Jefferson’s opinion that lionlike creatures existed on the frontier was “rendered still more probable by the relations of honest men,” and he cited several explorers’ reports, folktales, and Indian legends, some of them supplied by John Stuart. The fables were fantastic in nature, but Jefferson believed they had “regained credit since the discovery of these bones.”
One story involved the “first company of adventurers” who, attempting to establish a settlement near the Greenbrier River, were frightened by the terrible roarings” of an animal unknown to them. With eyes “like two balls of fire,” the mysterious beast circled their camp, filling them with terror.
A second tale concerned two hunters near a branch of the Monongahela River. They claimed that in 1765 they had heard “a tremendous roaring, which became louder and louder as it approached, till they thought it resembled thunder.” The earth started to “tremble under them” as the animal prowled around their camp, causing their horses and dogs to cower in fear.

*Records provided*
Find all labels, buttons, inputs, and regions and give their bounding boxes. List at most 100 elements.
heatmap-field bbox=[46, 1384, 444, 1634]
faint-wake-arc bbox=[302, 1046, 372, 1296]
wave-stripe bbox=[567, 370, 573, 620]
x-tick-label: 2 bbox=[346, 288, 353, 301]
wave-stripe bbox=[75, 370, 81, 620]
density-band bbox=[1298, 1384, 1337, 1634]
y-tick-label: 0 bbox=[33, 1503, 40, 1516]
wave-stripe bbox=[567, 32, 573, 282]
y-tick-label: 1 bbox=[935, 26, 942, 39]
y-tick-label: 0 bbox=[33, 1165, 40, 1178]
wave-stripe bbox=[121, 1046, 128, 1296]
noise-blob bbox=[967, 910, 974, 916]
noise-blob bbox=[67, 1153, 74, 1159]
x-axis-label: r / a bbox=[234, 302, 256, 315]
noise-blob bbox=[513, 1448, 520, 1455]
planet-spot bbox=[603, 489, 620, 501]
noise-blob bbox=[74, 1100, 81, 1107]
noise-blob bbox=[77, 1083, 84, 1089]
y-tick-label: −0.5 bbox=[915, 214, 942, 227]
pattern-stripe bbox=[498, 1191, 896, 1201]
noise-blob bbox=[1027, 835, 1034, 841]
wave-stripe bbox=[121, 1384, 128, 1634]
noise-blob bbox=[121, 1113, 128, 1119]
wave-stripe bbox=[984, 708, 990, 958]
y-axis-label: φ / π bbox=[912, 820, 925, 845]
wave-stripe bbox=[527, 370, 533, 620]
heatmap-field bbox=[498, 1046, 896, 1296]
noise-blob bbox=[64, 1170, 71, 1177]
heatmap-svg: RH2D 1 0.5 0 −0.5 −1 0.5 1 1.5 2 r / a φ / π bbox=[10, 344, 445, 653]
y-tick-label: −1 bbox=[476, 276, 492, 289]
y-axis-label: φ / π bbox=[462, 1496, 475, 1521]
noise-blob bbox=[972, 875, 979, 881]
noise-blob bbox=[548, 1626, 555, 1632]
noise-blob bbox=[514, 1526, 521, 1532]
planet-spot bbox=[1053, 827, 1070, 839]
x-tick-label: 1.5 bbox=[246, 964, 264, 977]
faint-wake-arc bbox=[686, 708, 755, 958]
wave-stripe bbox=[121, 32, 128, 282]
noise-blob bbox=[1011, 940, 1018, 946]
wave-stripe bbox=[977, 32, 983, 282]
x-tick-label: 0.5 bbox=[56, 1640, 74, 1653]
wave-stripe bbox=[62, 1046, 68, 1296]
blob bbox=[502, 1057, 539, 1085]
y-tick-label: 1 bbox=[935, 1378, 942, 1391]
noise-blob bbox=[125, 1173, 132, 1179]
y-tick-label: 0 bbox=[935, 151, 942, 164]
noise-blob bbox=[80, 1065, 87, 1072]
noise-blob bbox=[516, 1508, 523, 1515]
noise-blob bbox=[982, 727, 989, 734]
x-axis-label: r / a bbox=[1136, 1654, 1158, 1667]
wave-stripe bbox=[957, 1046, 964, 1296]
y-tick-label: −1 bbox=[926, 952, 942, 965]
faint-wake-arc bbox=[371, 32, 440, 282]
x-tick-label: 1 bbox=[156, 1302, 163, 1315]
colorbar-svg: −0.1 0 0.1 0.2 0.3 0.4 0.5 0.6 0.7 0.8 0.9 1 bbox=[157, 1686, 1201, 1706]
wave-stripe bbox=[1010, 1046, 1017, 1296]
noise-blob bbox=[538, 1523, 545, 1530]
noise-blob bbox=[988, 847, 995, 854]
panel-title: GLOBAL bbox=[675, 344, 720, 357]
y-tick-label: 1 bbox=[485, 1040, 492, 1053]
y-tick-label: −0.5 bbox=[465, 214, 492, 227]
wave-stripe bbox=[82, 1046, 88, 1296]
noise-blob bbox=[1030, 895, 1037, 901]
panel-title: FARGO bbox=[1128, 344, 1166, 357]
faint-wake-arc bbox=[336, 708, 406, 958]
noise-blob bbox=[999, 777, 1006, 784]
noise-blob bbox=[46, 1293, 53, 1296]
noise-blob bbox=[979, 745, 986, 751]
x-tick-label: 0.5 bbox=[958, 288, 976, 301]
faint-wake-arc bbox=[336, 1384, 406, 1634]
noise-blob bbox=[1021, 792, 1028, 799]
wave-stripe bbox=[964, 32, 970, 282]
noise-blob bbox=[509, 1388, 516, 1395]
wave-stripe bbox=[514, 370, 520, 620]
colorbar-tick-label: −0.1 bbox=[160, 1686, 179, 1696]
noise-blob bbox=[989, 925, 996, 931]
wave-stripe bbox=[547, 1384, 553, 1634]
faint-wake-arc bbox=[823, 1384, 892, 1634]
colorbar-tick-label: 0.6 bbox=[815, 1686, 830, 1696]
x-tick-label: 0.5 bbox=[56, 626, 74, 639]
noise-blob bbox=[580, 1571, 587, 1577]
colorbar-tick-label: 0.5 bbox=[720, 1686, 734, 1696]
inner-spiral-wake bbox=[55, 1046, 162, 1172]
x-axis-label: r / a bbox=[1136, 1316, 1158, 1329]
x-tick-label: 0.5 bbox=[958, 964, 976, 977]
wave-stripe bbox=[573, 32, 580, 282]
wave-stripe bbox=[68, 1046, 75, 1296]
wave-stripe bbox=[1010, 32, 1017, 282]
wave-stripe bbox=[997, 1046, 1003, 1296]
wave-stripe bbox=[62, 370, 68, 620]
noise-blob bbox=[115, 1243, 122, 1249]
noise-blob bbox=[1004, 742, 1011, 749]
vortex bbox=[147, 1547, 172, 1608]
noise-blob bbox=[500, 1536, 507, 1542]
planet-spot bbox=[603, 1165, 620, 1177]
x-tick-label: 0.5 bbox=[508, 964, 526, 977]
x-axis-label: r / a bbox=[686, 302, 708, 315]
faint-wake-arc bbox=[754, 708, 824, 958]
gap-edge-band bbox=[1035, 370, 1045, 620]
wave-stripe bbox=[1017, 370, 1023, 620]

*To be done*
A. Pull out every line of the listing that contains the string "field".
B. Carry the passage about Jefferson and the roaring frontier beast further, beginning after its final sentence.

*Responses to the tasks*
A.
heatmap-field bbox=[46, 1384, 444, 1634]
heatmap-field bbox=[498, 1046, 896, 1296]

B.
The most frightful yarn came from the vicinity of the Kanawha River. In 1770 a hunter had turned his belled horse loose but moments later, hearing a rapid ringing of the bell and thinking that Indians were trying to steal his mount, he rushed toward the sound and came upon a gory sight. His horse was “half eaten up.” Following the trail of the predator, the hunter overtook an animal of the cat kind,” but of such “enormous size” as to make him retreat to safety.Thomas Jefferson and the Great Claw, Virginia Cavalcade, Autumn 1985, by Thomas Horrocks.
Jefferson continued to write back and forth with Stuart about the bones, eventually informing him that they didn’t come from a giant lion, but rather a sloth-type creature.
Jefferson admitted that the specimens was “of the clawed kind, but not of the lion class at all; indeed, it is classed with the sloth, ant-eater, etc., which are not of the carnivorous kinds.” Nevertheless, Jefferson clung tenaciously to his original classification and the unsubstantiated narratives. He informed Stuart that from interviews with Indians “we have received some of their traditions which confirm his classification with the lion.”Thomas Jefferson and the Great Claw, Virginia Cavalcade, Autumn 1985, by Thomas Horrocks.
The bones of the “Great Claw” remained in the collection of the American Philosophical Society until the mid 1800s, when the collection was deposited in the Academy of Natural Sciences in Philadelphia. As far as I know, the bones still reside there. They really should be on display in the Scavengeology Museum right here in the same county they originated. Am I right . . . . ?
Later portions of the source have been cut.